• **Stated problem**
Copy every entry precisely.
══ Extracted entries ══
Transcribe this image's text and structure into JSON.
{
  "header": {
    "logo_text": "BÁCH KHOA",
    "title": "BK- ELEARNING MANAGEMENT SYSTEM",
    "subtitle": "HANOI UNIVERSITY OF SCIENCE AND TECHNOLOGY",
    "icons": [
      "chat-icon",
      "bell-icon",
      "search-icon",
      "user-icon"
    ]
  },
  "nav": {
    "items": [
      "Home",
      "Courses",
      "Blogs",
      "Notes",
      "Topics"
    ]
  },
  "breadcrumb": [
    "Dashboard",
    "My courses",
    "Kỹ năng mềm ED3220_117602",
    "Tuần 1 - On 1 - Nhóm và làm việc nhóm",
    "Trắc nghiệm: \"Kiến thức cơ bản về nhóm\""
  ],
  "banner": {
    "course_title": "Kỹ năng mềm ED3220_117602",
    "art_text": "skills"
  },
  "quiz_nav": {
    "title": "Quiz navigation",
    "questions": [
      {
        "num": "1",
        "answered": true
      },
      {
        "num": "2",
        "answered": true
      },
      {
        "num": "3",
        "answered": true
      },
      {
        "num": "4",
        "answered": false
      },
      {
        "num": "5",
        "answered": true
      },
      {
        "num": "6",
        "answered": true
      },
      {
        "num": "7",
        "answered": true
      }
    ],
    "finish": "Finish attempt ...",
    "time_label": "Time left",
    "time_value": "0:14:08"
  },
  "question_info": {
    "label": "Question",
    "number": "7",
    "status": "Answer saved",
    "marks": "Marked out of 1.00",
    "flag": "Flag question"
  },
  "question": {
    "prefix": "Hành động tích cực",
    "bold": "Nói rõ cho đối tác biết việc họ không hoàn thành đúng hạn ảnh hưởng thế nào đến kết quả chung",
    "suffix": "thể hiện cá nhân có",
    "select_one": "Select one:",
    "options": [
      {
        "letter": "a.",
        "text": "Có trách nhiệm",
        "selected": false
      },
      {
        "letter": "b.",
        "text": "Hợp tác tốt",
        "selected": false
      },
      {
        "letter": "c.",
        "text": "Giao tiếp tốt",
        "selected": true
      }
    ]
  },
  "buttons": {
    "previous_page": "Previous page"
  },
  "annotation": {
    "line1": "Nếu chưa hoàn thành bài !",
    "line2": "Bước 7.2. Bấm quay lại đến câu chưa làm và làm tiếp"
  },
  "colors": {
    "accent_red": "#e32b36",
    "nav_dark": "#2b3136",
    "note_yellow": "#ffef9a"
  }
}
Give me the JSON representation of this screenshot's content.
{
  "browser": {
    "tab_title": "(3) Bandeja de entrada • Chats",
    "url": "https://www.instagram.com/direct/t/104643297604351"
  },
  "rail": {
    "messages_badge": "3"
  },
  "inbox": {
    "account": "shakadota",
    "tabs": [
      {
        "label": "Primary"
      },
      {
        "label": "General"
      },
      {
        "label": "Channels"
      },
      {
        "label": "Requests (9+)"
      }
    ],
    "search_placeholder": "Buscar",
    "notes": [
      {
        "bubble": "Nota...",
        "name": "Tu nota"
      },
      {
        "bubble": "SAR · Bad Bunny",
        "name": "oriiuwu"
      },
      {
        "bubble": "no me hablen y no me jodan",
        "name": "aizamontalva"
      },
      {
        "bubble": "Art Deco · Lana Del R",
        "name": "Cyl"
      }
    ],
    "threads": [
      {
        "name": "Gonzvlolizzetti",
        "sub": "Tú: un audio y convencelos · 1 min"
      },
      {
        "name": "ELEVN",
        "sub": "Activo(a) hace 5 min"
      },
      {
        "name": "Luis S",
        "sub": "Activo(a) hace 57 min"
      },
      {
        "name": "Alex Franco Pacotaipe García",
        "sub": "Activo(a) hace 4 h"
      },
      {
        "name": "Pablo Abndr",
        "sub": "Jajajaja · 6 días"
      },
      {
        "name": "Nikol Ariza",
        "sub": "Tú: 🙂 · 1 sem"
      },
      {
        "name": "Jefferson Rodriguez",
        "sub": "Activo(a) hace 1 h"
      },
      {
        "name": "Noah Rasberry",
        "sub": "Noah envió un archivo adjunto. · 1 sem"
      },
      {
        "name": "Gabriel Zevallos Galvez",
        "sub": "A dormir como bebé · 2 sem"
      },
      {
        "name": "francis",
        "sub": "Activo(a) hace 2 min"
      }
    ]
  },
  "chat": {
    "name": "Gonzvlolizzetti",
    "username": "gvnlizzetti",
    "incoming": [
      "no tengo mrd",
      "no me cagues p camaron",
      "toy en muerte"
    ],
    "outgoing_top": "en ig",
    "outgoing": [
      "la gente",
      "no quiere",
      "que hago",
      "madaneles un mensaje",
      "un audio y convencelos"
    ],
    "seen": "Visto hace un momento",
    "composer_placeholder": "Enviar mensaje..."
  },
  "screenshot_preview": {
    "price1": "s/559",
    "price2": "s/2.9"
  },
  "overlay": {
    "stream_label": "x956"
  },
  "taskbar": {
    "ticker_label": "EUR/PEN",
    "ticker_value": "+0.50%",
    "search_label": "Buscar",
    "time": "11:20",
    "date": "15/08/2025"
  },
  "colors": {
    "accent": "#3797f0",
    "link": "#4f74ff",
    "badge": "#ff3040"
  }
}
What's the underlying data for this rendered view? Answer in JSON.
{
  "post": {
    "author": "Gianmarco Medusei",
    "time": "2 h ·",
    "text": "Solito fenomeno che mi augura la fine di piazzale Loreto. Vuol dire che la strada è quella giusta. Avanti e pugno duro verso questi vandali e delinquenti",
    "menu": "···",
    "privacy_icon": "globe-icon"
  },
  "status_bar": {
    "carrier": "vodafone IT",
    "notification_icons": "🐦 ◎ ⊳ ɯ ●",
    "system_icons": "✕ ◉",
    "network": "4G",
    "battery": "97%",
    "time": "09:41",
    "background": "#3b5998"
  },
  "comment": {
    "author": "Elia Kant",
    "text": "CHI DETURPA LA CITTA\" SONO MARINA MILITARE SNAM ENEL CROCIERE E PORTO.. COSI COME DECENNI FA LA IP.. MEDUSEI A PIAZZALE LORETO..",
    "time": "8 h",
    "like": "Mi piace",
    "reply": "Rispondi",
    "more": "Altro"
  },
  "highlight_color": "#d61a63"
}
═══
• **Written response**
Transcribe this image's text and structure into JSON.
{
  "header": {
    "logo_text": "BÁCH KHOA",
    "title": "BK- ELEARNING MANAGEMENT SYSTEM",
    "subtitle": "HANOI UNIVERSITY OF SCIENCE AND TECHNOLOGY",
    "icons": [
      "chat-icon",
      "bell-icon",
      "search-icon",
      "user-icon"
    ]
  },
  "nav": {
    "items": [
      "Home",
      "Courses",
      "Blogs",
      "Notes",
      "Topics"
    ]
  },
  "breadcrumb": [
    "Dashboard",
    "My courses",
    "Kỹ năng mềm ED3220_117602",
    "Tuần 1 - On 1 - Nhóm và làm việc nhóm",
    "Trắc nghiệm: \"Kiến thức cơ bản về nhóm\""
  ],
  "banner": {
    "course_title": "Kỹ năng mềm ED3220_117602",
    "art_text": "skills"
  },
  "quiz_nav": {
    "title": "Quiz navigation",
    "questions": [
      {
        "num": "1",
        "answered": true
      },
      {
        "num": "2",
        "answered": true
      },
      {
        "num": "3",
        "answered": true
      },
      {
        "num": "4",
        "answered": false
      },
      {
        "num": "5",
        "answered": true
      },
      {
        "num": "6",
        "answered": true
      },
      {
        "num": "7",
        "answered": true
      }
    ],
    "finish": "Finish attempt ...",
    "time_label": "Time left",
    "time_value": "0:14:08"
  },
  "question_info": {
    "label": "Question",
    "number": "7",
    "status": "Answer saved",
    "marks": "Marked out of 1.00",
    "flag": "Flag question"
  },
  "question": {
    "prefix": "Hành động tích cực",
    "bold": "Nói rõ cho đối tác biết việc họ không hoàn thành đúng hạn ảnh hưởng thế nào đến kết quả chung",
    "suffix": "thể hiện cá nhân có",
    "select_one": "Select one:",
    "options": [
      {
        "letter": "a.",
        "text": "Có trách nhiệm",
        "selected": false
      },
      {
        "letter": "b.",
        "text": "Hợp tác tốt",
        "selected": false
      },
      {
        "letter": "c.",
        "text": "Giao tiếp tốt",
        "selected": true
      }
    ]
  },
  "buttons": {
    "previous_page": "Previous page"
  },
  "annotation": {
    "line1": "Nếu chưa hoàn thành bài !",
    "line2": "Bước 7.2. Bấm quay lại đến câu chưa làm và làm tiếp"
  },
  "colors": {
    "accent_red": "#e32b36",
    "nav_dark": "#2b3136",
    "note_yellow": "#ffef9a"
  }
}
Give me the JSON representation of this screenshot's content.
{
  "browser": {
    "tab_title": "(3) Bandeja de entrada • Chats",
    "url": "https://www.instagram.com/direct/t/104643297604351"
  },
  "rail": {
    "messages_badge": "3"
  },
  "inbox": {
    "account": "shakadota",
    "tabs": [
      {
        "label": "Primary"
      },
      {
        "label": "General"
      },
      {
        "label": "Channels"
      },
      {
        "label": "Requests (9+)"
      }
    ],
    "search_placeholder": "Buscar",
    "notes": [
      {
        "bubble": "Nota...",
        "name": "Tu nota"
      },
      {
        "bubble": "SAR · Bad Bunny",
        "name": "oriiuwu"
      },
      {
        "bubble": "no me hablen y no me jodan",
        "name": "aizamontalva"
      },
      {
        "bubble": "Art Deco · Lana Del R",
        "name": "Cyl"
      }
    ],
    "threads": [
      {
        "name": "Gonzvlolizzetti",
        "sub": "Tú: un audio y convencelos · 1 min"
      },
      {
        "name": "ELEVN",
        "sub": "Activo(a) hace 5 min"
      },
      {
        "name": "Luis S",
        "sub": "Activo(a) hace 57 min"
      },
      {
        "name": "Alex Franco Pacotaipe García",
        "sub": "Activo(a) hace 4 h"
      },
      {
        "name": "Pablo Abndr",
        "sub": "Jajajaja · 6 días"
      },
      {
        "name": "Nikol Ariza",
        "sub": "Tú: 🙂 · 1 sem"
      },
      {
        "name": "Jefferson Rodriguez",
        "sub": "Activo(a) hace 1 h"
      },
      {
        "name": "Noah Rasberry",
        "sub": "Noah envió un archivo adjunto. · 1 sem"
      },
      {
        "name": "Gabriel Zevallos Galvez",
        "sub": "A dormir como bebé · 2 sem"
      },
      {
        "name": "francis",
        "sub": "Activo(a) hace 2 min"
      }
    ]
  },
  "chat": {
    "name": "Gonzvlolizzetti",
    "username": "gvnlizzetti",
    "incoming": [
      "no tengo mrd",
      "no me cagues p camaron",
      "toy en muerte"
    ],
    "outgoing_top": "en ig",
    "outgoing": [
      "la gente",
      "no quiere",
      "que hago",
      "madaneles un mensaje",
      "un audio y convencelos"
    ],
    "seen": "Visto hace un momento",
    "composer_placeholder": "Enviar mensaje..."
  },
  "screenshot_preview": {
    "price1": "s/559",
    "price2": "s/2.9"
  },
  "overlay": {
    "stream_label": "x956"
  },
  "taskbar": {
    "ticker_label": "EUR/PEN",
    "ticker_value": "+0.50%",
    "search_label": "Buscar",
    "time": "11:20",
    "date": "15/08/2025"
  },
  "colors": {
    "accent": "#3797f0",
    "link": "#4f74ff",
    "badge": "#ff3040"
  }
}
What's the underlying data for this rendered view? Answer in JSON.
{
  "post": {
    "author": "Gianmarco Medusei",
    "time": "2 h ·",
    "text": "Solito fenomeno che mi augura la fine di piazzale Loreto. Vuol dire che la strada è quella giusta. Avanti e pugno duro verso questi vandali e delinquenti",
    "menu": "···",
    "privacy_icon": "globe-icon"
  },
  "status_bar": {
    "carrier": "vodafone IT",
    "notification_icons": "🐦 ◎ ⊳ ɯ ●",
    "system_icons": "✕ ◉",
    "network": "4G",
    "battery": "97%",
    "time": "09:41",
    "background": "#3b5998"
  },
  "comment": {
    "author": "Elia Kant",
    "text": "CHI DETURPA LA CITTA\" SONO MARINA MILITARE SNAM ENEL CROCIERE E PORTO.. COSI COME DECENNI FA LA IP.. MEDUSEI A PIAZZALE LORETO..",
    "time": "8 h",
    "like": "Mi piace",
    "reply": "Rispondi",
    "more": "Altro"
  },
  "highlight_color": "#d61a63"
}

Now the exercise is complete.